# [PROBLEM DETAILS]
Render everything from the start of the rows down to the line containing "daylight-line: Daylight: 9 hours and 53" as a Markdown table with the columns No. and Line. Give each line its running number and leave out blank lines.

A block of data:
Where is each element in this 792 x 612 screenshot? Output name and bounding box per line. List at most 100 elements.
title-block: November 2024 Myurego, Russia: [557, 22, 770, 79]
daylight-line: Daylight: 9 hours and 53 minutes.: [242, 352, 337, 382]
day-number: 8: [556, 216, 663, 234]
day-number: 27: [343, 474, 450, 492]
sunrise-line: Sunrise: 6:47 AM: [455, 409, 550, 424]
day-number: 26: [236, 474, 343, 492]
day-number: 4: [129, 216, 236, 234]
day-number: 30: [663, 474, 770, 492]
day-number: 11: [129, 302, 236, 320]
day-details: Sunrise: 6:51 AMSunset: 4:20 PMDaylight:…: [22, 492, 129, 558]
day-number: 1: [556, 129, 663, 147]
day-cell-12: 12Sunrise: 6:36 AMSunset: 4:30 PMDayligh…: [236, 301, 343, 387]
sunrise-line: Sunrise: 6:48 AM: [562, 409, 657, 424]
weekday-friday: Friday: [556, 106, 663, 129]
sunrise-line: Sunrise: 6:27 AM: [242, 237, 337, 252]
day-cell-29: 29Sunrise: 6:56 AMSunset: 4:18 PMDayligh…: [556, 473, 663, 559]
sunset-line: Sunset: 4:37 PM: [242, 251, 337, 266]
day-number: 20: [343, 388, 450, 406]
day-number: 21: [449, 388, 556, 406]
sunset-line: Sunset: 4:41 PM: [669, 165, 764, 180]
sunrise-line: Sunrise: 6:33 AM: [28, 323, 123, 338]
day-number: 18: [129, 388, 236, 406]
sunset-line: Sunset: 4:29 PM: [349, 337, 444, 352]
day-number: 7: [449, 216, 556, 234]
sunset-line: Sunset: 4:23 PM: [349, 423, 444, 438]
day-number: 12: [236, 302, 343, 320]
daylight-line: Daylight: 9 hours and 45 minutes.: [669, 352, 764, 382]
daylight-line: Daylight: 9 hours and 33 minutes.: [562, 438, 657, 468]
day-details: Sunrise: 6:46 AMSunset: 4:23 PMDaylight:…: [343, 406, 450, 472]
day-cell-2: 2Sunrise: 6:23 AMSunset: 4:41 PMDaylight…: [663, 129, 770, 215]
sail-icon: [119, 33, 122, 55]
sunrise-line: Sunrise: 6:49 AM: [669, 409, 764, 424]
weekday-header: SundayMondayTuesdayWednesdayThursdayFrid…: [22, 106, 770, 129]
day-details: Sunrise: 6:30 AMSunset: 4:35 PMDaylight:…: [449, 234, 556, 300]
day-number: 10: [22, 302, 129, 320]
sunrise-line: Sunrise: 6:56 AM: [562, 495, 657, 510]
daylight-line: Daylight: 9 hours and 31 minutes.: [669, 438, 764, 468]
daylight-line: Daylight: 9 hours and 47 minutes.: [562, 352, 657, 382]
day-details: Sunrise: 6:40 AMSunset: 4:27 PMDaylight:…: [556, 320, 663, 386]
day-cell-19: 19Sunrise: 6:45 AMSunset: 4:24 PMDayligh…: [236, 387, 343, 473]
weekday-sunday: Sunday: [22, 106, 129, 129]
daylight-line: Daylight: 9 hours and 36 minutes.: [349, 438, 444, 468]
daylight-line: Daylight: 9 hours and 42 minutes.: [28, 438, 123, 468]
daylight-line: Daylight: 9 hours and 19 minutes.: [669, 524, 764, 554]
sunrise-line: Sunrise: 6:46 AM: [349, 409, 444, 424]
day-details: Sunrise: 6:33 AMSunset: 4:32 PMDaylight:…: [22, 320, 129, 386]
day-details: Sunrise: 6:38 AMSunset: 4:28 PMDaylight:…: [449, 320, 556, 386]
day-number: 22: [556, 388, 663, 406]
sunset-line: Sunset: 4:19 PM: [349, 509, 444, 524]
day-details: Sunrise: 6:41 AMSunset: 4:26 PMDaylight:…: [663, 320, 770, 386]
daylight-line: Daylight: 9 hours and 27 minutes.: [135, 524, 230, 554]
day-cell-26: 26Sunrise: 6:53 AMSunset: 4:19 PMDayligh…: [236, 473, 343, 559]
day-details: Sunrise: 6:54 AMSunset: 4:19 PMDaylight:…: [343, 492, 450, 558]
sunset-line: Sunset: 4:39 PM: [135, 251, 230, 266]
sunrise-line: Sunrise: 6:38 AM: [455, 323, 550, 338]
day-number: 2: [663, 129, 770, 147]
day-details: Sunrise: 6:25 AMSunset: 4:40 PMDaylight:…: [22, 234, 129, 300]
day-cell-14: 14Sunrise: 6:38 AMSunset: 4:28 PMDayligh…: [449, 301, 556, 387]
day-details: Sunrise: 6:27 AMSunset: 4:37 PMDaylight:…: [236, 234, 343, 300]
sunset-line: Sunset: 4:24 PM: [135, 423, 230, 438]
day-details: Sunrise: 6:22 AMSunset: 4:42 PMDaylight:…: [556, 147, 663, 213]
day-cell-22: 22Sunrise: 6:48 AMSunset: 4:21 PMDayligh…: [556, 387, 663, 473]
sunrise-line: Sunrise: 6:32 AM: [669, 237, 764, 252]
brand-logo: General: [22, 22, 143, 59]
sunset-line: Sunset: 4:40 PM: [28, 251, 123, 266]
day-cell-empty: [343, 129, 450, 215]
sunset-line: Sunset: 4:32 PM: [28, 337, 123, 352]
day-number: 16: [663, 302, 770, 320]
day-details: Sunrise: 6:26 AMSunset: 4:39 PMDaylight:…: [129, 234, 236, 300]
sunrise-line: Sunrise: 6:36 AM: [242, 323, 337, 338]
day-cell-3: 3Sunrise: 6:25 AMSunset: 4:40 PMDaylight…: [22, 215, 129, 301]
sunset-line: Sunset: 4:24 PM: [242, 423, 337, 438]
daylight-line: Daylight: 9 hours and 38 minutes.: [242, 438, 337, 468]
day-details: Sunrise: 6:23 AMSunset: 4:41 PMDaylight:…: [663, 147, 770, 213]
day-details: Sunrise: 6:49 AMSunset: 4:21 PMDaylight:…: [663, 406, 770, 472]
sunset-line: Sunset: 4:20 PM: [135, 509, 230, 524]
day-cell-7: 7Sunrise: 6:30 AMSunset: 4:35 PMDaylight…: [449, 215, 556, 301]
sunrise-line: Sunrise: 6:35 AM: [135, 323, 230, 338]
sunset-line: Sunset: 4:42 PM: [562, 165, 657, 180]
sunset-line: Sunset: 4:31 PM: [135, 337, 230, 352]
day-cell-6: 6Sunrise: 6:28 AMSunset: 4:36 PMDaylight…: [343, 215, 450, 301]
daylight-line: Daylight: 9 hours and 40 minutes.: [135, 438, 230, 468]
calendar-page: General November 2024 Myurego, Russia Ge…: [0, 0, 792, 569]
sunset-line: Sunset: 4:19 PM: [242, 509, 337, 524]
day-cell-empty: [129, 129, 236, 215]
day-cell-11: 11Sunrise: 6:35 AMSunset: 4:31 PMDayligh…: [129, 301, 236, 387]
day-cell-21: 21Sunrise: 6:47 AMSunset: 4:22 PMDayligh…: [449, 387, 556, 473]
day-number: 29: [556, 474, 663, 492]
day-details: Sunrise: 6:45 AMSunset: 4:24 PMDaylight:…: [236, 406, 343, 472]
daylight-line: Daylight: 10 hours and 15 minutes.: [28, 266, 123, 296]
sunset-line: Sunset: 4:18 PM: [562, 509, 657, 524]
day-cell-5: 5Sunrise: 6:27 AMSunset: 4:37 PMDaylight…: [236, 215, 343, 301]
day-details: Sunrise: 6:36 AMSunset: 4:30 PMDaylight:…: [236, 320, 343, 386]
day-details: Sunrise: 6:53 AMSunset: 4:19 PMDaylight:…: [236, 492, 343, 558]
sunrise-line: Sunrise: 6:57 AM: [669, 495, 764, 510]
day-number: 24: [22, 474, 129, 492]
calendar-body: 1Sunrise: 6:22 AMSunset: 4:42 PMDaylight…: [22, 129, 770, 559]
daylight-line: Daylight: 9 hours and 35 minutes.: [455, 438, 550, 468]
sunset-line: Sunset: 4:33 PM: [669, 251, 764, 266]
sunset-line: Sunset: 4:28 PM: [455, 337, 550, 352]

# [RESULT]
| No. | Line |
|---|---|
| 1 | Where is each element in this 792 x 612 screenshot? Output name and bounding box per line. List at most 100 elements. |
| 2 | title-block: November 2024 Myurego, Russia: [557, 22, 770, 79] |
| 3 | daylight-line: Daylight: 9 hours and 53 minutes.: [242, 352, 337, 382] |